Records from a data source
[Begin]
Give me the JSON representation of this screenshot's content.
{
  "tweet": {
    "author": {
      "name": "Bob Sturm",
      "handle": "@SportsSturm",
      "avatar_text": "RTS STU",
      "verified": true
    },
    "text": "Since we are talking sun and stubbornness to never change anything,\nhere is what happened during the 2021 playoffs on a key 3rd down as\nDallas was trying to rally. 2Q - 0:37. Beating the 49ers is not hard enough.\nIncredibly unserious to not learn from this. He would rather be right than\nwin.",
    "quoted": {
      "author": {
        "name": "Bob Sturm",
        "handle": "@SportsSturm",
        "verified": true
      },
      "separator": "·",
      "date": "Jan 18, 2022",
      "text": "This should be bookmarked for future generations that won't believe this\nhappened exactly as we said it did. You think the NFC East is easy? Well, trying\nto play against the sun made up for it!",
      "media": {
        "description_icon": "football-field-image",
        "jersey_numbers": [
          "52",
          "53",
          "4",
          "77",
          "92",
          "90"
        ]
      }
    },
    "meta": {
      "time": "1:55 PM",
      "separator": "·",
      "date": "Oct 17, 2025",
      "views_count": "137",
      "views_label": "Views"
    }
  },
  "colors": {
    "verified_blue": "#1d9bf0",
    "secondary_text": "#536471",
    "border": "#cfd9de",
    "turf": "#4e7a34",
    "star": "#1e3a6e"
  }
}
[End]
Requirements >> Quote the entire listing above exactly.

Answer below >>
Give me the JSON representation of this screenshot's content.
{
  "tweet": {
    "author": {
      "name": "Bob Sturm",
      "handle": "@SportsSturm",
      "avatar_text": "RTS STU",
      "verified": true
    },
    "text": "Since we are talking sun and stubbornness to never change anything,\nhere is what happened during the 2021 playoffs on a key 3rd down as\nDallas was trying to rally. 2Q - 0:37. Beating the 49ers is not hard enough.\nIncredibly unserious to not learn from this. He would rather be right than\nwin.",
    "quoted": {
      "author": {
        "name": "Bob Sturm",
        "handle": "@SportsSturm",
        "verified": true
      },
      "separator": "·",
      "date": "Jan 18, 2022",
      "text": "This should be bookmarked for future generations that won't believe this\nhappened exactly as we said it did. You think the NFC East is easy? Well, trying\nto play against the sun made up for it!",
      "media": {
        "description_icon": "football-field-image",
        "jersey_numbers": [
          "52",
          "53",
          "4",
          "77",
          "92",
          "90"
        ]
      }
    },
    "meta": {
      "time": "1:55 PM",
      "separator": "·",
      "date": "Oct 17, 2025",
      "views_count": "137",
      "views_label": "Views"
    }
  },
  "colors": {
    "verified_blue": "#1d9bf0",
    "secondary_text": "#536471",
    "border": "#cfd9de",
    "turf": "#4e7a34",
    "star": "#1e3a6e"
  }
}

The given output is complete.